*OBJECTIVE*
Where a line of the material contains the string "Федерации", copy that line.

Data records
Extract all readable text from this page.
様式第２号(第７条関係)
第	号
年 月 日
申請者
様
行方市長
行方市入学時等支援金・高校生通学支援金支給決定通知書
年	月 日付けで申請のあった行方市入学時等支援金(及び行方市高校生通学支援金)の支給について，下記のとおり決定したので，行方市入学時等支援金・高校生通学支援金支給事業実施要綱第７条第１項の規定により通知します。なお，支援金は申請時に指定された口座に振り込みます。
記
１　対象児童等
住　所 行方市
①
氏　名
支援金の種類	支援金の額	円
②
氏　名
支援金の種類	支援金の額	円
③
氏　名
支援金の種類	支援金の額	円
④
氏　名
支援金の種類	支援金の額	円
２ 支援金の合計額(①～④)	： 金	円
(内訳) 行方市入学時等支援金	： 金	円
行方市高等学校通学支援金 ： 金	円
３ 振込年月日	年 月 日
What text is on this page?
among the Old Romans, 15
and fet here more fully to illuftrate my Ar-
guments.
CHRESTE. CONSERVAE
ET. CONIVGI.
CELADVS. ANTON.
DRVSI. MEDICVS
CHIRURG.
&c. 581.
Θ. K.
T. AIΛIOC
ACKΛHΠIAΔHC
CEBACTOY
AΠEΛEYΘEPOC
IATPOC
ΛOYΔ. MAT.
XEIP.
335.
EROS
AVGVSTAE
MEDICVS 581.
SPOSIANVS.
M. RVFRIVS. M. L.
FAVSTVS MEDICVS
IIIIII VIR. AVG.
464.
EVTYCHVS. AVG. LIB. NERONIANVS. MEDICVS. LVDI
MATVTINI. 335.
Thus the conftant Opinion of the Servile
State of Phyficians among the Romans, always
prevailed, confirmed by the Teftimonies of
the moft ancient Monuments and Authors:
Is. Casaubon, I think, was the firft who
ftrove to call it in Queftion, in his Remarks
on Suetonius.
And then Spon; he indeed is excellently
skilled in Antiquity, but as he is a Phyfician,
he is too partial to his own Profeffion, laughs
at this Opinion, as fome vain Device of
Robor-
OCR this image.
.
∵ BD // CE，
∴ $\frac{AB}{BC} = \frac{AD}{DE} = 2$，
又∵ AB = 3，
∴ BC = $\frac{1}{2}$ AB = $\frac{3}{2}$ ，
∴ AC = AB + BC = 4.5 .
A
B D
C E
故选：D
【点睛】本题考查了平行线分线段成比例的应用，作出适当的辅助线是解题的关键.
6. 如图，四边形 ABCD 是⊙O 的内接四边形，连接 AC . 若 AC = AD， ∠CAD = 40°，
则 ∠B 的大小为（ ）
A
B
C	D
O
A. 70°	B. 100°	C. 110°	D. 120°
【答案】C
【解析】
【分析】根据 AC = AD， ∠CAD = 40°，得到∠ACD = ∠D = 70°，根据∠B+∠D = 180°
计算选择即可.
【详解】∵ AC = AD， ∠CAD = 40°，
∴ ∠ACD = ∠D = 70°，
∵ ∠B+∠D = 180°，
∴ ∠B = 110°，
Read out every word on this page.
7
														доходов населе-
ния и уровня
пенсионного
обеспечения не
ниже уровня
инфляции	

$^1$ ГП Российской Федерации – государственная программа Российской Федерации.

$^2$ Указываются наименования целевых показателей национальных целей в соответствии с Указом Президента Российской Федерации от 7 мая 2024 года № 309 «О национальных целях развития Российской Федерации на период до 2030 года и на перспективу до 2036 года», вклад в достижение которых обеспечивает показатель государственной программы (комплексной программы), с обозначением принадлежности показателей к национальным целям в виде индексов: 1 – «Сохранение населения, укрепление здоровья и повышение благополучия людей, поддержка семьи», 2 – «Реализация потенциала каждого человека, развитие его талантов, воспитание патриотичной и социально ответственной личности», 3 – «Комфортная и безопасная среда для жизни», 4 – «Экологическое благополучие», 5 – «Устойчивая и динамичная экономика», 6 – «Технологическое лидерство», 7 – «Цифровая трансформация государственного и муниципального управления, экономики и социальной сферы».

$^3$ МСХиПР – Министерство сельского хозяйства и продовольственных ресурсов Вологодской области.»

*ANSWER TO THE PROBLEM*
$^1$ ГП Российской Федерации – государственная программа Российской Федерации.
$^2$ Указываются наименования целевых показателей национальных целей в соответствии с Указом Президента Российской Федерации от 7 мая 2024 года № 309 «О национальных целях развития Российской Федерации на период до 2030 года и на перспективу до 2036 года», вклад в достижение которых обеспечивает показатель государственной программы (комплексной программы), с обозначением принадлежности показателей к национальным целям в виде индексов: 1 – «Сохранение населения, укрепление здоровья и повышение благополучия людей, поддержка семьи», 2 – «Реализация потенциала каждого человека, развитие его талантов, воспитание патриотичной и социально ответственной личности», 3 – «Комфортная и безопасная среда для жизни», 4 – «Экологическое благополучие», 5 – «Устойчивая и динамичная экономика», 6 – «Технологическое лидерство», 7 – «Цифровая трансформация государственного и муниципального управления, экономики и социальной сферы».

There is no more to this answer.